→ Written exercise: Gather, from the data below, each line in which the word "image" occurs.

→ Dataset rows:
● ● ● ●

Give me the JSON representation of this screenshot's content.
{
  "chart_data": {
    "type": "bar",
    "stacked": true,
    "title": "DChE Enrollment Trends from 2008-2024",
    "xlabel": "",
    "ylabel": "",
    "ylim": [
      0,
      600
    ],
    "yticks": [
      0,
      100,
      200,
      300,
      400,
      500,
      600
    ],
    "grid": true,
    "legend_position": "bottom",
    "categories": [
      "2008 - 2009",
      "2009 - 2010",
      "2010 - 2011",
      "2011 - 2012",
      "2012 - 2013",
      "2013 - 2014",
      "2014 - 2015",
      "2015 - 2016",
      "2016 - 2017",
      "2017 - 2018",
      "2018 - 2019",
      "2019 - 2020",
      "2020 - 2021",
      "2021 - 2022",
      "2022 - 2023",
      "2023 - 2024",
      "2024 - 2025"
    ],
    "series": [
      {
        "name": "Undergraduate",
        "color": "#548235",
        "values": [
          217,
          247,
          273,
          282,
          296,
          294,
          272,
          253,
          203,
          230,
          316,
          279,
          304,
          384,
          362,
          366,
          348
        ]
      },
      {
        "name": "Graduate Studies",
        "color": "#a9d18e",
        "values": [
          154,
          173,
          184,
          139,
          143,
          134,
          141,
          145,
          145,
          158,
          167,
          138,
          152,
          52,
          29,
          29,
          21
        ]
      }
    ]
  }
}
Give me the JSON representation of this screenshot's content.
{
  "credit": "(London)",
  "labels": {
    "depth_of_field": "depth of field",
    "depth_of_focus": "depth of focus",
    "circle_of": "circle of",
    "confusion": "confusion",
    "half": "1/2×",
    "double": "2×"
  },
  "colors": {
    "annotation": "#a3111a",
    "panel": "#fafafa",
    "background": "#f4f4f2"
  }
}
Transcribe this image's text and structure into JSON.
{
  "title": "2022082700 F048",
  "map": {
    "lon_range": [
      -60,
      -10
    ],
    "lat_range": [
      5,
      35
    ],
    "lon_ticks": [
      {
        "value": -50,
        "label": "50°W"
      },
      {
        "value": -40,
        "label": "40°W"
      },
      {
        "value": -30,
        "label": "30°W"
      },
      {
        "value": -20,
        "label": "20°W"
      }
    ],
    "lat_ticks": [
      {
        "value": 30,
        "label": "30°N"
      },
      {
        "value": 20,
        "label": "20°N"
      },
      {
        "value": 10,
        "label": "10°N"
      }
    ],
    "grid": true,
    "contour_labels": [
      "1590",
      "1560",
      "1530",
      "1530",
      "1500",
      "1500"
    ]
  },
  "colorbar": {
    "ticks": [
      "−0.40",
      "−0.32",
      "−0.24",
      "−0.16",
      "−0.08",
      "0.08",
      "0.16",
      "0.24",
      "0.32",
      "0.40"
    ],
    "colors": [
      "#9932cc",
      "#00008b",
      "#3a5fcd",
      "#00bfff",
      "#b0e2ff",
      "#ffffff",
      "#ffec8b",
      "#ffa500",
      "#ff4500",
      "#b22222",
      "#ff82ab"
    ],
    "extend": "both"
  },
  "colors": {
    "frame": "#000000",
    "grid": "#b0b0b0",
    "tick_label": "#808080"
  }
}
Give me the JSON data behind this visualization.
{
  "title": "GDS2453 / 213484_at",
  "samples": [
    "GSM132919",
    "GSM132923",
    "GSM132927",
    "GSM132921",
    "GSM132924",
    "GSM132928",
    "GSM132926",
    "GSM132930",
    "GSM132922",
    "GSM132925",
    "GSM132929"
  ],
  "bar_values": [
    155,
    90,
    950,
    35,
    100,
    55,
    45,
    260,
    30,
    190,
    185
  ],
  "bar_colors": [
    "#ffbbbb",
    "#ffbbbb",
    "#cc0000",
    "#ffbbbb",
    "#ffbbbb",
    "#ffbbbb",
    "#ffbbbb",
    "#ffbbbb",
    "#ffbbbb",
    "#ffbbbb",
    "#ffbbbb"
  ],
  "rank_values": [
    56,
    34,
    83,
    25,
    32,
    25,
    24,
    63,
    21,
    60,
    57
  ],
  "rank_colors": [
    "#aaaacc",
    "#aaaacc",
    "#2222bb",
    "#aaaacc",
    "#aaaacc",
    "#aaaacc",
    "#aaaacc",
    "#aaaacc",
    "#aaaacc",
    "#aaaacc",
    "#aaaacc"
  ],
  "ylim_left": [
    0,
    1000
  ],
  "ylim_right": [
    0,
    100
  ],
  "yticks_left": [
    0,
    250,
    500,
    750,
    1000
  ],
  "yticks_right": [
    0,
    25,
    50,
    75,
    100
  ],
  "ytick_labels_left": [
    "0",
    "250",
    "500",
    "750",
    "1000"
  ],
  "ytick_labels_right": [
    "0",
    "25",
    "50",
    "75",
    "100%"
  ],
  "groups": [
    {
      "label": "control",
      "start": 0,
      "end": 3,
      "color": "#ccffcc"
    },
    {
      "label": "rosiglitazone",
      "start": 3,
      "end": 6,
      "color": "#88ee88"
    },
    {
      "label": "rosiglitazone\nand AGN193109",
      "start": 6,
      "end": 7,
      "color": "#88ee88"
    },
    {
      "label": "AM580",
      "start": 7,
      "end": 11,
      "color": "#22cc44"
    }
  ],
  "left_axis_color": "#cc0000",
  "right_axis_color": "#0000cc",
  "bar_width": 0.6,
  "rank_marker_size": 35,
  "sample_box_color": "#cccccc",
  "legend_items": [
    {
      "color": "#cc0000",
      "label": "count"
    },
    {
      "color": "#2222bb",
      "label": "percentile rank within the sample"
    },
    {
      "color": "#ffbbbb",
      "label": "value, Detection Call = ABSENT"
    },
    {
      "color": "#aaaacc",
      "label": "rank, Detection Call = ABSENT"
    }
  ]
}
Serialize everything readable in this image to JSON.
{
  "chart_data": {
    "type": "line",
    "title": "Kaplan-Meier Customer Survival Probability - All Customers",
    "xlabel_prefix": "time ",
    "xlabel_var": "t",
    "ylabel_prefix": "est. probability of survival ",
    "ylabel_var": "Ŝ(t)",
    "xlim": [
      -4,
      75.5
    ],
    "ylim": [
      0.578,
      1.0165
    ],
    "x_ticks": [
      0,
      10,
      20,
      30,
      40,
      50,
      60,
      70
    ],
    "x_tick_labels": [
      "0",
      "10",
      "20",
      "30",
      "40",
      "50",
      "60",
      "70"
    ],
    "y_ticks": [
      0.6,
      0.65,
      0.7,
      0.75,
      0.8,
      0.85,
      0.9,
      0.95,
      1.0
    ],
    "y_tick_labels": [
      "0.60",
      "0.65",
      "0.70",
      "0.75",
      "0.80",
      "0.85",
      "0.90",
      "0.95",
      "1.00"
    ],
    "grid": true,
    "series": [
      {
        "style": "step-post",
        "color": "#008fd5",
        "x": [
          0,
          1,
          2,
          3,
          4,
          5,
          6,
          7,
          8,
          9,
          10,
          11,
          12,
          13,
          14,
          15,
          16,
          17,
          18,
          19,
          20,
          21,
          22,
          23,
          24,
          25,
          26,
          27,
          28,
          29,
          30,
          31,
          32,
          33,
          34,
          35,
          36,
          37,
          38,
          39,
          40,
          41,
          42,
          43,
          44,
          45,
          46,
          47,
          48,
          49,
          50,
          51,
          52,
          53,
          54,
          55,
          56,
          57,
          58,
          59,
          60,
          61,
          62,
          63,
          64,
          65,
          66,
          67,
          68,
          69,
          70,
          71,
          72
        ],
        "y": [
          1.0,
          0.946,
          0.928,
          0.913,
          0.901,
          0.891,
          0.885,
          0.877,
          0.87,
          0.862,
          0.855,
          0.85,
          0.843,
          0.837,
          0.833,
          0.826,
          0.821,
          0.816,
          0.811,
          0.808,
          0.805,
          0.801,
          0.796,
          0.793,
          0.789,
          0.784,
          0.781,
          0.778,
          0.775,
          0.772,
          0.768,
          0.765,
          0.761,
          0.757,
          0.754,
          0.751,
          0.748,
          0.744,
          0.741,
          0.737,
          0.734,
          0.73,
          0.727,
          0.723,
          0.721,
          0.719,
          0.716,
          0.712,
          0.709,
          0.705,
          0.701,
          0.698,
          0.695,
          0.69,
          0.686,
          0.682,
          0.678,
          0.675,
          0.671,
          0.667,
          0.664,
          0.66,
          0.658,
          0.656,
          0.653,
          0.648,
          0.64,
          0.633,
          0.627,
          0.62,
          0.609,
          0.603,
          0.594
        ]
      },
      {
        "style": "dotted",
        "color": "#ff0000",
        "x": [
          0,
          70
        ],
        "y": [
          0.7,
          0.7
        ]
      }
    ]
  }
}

● ● ● ●

→ Correct result:
Transcribe this image's text and structure into JSON.
Serialize everything readable in this image to JSON.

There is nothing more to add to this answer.